**Set problem**
Gather up the lines with the word "name" in them.

**Provided records**
━━━━━━━━━━

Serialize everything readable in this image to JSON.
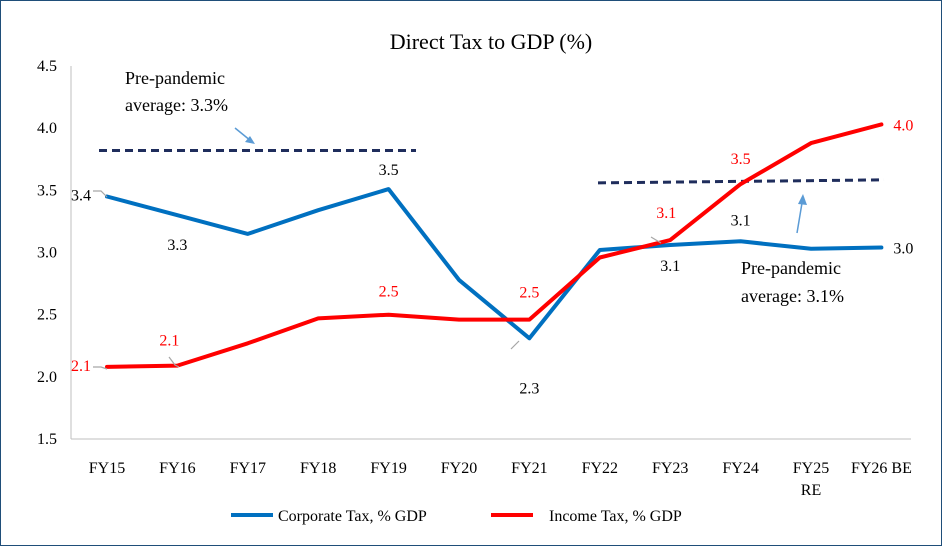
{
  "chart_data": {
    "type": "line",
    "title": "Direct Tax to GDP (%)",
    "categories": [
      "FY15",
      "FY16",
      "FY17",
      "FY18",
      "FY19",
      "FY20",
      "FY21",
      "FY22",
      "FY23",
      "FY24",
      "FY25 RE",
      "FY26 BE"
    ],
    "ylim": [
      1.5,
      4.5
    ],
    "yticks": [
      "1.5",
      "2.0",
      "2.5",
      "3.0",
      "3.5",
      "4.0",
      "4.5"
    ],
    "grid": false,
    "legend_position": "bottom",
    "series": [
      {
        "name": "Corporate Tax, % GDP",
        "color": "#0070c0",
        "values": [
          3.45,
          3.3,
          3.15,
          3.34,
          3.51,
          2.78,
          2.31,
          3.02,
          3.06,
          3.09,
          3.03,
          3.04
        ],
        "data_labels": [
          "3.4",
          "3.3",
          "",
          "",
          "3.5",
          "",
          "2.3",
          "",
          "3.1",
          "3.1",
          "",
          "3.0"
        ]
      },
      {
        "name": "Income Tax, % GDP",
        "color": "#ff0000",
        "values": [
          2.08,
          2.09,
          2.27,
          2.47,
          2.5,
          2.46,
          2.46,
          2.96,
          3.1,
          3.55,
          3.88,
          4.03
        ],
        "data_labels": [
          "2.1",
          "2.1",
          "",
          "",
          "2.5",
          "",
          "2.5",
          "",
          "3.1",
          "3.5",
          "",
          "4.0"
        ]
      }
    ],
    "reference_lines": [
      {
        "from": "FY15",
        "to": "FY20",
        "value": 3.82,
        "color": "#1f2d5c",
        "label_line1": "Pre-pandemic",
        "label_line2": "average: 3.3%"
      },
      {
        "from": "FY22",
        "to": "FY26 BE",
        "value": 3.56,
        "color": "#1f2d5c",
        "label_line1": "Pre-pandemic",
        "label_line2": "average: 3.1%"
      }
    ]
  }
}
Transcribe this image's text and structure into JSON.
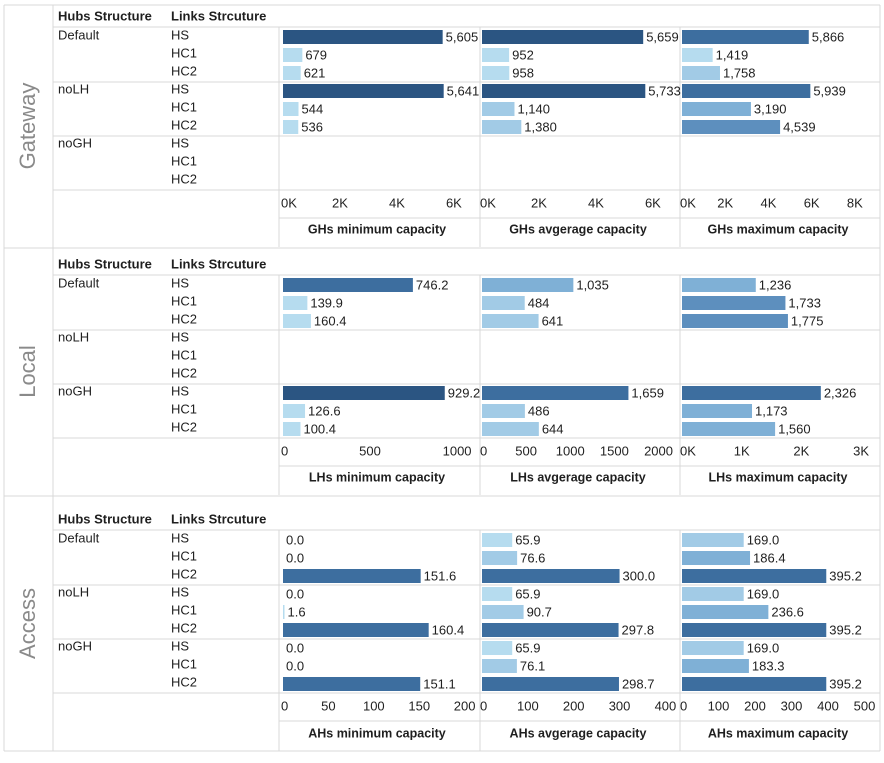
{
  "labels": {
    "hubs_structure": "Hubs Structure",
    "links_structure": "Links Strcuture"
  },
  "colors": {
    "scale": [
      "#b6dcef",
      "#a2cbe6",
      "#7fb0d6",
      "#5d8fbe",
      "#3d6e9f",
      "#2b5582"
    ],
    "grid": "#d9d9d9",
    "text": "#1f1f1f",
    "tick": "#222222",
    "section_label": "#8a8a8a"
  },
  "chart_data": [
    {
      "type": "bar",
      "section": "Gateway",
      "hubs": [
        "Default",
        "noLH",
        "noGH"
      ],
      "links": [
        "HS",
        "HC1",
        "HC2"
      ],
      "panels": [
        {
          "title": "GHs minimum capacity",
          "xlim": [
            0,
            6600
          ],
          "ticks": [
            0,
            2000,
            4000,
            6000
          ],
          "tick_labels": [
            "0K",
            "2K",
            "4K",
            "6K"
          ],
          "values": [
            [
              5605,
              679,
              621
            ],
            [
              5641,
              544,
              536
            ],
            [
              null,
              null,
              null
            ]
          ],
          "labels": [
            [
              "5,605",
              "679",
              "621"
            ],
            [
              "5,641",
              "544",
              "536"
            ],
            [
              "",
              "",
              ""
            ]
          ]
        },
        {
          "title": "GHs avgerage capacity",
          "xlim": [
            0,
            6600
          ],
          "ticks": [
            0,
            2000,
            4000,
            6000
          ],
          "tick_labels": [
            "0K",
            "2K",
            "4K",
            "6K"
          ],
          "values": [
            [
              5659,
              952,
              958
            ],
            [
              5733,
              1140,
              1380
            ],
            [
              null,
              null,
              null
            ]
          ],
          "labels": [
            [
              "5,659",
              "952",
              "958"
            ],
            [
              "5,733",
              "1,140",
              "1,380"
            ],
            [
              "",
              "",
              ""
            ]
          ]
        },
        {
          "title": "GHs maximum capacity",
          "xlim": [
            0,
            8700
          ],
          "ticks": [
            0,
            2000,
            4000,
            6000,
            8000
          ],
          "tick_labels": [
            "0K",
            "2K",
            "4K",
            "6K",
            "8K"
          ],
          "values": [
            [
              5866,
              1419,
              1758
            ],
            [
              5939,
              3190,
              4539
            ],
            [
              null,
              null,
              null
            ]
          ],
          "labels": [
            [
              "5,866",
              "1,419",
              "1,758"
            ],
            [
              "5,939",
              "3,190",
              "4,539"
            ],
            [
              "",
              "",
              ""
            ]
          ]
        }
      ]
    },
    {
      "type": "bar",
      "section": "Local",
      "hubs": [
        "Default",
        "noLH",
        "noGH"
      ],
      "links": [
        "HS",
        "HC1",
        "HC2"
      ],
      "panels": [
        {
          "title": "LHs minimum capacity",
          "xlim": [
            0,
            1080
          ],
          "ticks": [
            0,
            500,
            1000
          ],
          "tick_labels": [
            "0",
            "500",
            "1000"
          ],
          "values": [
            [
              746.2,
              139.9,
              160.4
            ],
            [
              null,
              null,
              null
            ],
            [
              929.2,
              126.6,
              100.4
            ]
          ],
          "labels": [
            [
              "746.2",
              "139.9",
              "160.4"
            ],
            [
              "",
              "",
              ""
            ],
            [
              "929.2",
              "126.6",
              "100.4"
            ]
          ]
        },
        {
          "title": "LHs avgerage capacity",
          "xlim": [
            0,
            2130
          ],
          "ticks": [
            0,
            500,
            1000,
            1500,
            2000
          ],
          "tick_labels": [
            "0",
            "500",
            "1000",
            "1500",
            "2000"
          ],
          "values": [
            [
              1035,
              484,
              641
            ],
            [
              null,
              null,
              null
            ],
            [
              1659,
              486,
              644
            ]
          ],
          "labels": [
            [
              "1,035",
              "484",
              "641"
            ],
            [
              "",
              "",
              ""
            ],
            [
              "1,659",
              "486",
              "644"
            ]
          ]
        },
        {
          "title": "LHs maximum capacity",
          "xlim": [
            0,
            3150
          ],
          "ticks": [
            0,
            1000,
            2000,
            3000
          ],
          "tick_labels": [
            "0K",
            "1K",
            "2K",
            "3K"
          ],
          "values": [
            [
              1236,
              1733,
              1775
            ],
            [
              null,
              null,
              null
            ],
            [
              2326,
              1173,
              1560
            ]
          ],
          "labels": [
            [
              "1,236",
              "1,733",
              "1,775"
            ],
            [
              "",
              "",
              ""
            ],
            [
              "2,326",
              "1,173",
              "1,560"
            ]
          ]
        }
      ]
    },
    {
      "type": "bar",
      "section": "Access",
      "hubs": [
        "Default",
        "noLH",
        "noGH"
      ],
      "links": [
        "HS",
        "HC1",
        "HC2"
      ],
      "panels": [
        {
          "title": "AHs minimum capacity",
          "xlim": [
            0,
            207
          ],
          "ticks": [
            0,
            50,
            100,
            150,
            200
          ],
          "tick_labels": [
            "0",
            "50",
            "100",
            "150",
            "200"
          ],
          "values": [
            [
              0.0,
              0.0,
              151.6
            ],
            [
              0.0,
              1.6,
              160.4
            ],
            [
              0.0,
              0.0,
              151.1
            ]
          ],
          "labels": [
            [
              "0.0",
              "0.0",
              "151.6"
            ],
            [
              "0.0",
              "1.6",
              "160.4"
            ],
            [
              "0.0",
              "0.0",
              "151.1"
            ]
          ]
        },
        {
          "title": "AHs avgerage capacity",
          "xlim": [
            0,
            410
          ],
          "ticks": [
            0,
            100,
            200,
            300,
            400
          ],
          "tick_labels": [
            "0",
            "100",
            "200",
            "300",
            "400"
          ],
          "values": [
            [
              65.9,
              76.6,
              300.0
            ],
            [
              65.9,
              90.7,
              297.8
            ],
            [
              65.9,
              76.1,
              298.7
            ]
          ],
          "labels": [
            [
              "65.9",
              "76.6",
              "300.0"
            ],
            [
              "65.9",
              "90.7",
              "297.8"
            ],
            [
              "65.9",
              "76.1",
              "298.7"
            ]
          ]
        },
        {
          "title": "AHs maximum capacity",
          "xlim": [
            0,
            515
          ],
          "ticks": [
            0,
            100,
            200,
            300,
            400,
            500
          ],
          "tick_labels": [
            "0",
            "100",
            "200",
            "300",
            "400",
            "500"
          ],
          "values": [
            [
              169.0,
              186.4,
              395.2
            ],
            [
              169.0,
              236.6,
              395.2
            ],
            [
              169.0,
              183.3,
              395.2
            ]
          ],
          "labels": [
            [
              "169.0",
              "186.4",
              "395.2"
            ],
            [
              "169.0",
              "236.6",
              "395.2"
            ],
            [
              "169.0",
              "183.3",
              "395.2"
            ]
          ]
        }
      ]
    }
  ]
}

━━━━━━━━━━

**Response to the task**
        "name": "Corporate Tax, % GDP",
        "name": "Income Tax, % GDP",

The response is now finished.